STATED PROBLEM =>
Pull out every line of the listing below where "level" appears.

─── DATA SUPPLIED ───

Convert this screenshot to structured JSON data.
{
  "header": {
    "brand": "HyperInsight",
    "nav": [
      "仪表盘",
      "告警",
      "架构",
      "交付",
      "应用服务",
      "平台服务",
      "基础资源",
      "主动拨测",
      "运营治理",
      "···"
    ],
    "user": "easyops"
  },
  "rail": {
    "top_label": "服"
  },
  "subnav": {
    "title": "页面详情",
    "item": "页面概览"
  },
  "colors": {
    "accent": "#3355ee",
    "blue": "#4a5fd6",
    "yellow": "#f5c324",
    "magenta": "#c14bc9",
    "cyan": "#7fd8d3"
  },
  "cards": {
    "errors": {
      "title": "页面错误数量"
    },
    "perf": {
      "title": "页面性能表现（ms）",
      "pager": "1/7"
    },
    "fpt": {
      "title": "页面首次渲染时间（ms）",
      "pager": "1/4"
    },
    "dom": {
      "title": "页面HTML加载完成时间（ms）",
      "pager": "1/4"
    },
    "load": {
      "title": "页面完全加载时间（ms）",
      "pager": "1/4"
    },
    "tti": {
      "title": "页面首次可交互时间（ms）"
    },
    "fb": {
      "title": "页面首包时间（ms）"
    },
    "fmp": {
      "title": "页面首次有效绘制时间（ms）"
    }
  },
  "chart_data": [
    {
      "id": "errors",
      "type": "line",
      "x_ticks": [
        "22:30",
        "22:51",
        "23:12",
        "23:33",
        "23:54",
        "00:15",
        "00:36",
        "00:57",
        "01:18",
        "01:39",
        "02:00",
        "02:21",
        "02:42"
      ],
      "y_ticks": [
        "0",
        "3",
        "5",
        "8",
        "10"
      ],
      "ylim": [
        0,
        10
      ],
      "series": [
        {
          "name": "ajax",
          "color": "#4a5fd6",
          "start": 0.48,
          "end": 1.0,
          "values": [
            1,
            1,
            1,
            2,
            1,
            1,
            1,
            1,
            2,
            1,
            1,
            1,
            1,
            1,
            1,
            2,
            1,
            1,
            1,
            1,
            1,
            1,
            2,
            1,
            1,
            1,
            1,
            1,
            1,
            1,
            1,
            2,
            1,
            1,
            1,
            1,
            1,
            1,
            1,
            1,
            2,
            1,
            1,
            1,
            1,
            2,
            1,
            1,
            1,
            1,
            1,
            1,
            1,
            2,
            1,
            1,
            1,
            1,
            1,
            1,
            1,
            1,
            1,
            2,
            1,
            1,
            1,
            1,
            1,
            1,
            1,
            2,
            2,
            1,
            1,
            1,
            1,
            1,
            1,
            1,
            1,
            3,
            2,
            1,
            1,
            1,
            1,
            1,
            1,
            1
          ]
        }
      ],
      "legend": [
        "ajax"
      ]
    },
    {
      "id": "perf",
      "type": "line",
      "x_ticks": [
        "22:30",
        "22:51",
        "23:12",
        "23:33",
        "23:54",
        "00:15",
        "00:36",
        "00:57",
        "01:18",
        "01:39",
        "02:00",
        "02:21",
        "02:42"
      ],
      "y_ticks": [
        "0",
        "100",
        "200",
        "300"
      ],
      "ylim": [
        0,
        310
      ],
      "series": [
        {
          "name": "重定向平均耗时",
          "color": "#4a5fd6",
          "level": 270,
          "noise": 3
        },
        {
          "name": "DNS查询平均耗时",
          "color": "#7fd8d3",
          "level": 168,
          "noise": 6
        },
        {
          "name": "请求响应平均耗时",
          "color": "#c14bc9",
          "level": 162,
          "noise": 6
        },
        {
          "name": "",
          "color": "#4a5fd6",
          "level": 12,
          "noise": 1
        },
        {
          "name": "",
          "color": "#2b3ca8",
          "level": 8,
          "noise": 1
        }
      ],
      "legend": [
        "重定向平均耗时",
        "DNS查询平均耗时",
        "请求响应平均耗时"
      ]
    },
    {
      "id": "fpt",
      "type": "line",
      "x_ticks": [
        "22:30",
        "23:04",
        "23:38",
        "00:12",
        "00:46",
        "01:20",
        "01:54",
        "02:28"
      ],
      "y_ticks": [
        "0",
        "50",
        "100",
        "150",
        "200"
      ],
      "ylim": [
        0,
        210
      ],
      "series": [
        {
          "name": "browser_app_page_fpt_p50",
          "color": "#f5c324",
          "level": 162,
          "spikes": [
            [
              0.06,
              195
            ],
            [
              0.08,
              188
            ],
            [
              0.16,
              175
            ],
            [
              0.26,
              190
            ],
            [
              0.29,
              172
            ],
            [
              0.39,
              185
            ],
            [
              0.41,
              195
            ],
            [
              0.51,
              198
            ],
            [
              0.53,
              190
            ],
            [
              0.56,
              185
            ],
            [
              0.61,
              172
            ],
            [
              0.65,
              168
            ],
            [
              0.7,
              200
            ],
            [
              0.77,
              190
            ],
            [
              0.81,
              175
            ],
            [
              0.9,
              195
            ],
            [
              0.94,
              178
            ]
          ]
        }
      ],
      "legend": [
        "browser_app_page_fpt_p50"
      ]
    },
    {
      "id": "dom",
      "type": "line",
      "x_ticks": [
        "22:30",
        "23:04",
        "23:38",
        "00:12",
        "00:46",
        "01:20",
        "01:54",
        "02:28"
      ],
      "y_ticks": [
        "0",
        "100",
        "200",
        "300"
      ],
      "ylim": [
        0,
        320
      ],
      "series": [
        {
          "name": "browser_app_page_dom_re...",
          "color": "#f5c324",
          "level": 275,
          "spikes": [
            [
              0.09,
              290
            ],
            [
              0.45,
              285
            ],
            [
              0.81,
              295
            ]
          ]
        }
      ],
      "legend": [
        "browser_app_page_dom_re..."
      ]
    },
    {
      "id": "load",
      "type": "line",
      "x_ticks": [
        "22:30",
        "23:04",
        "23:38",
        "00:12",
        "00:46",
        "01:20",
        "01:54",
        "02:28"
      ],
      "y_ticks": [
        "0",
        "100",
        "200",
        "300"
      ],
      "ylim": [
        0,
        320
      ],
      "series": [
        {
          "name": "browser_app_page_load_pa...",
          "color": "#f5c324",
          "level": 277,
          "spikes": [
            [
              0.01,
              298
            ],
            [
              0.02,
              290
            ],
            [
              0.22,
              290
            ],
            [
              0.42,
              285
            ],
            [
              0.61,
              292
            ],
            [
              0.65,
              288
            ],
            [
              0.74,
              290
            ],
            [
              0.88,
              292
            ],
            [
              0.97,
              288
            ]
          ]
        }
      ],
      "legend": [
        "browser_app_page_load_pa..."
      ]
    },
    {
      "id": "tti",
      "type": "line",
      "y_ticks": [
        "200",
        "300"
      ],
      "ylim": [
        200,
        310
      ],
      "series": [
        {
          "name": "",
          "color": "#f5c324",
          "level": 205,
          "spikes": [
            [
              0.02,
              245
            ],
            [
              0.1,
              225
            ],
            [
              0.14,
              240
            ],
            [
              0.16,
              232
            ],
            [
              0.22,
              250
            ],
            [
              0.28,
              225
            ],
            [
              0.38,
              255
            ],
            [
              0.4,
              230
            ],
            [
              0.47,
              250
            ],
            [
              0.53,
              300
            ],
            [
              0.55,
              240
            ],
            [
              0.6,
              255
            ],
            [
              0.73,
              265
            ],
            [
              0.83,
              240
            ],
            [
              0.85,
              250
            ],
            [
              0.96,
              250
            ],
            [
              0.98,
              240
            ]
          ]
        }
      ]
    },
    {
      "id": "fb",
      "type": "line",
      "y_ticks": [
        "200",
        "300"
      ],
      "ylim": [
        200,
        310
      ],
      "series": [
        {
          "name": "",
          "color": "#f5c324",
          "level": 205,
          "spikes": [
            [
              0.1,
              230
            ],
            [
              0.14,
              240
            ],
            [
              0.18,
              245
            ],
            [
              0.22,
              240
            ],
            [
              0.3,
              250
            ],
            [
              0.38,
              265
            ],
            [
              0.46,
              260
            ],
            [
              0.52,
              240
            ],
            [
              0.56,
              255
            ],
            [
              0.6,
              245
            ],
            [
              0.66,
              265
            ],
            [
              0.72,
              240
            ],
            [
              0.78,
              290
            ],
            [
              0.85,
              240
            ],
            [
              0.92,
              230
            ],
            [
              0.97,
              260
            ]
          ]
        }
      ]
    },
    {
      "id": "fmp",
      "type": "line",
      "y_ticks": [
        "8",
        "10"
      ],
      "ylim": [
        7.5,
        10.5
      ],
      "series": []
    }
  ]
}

───

FULL SOLUTION =>
          "level": 270,
          "level": 168,
          "level": 162,
          "level": 12,
          "level": 8,
          "level": 162,
          "level": 275,
          "level": 277,
          "level": 205,
          "level": 205,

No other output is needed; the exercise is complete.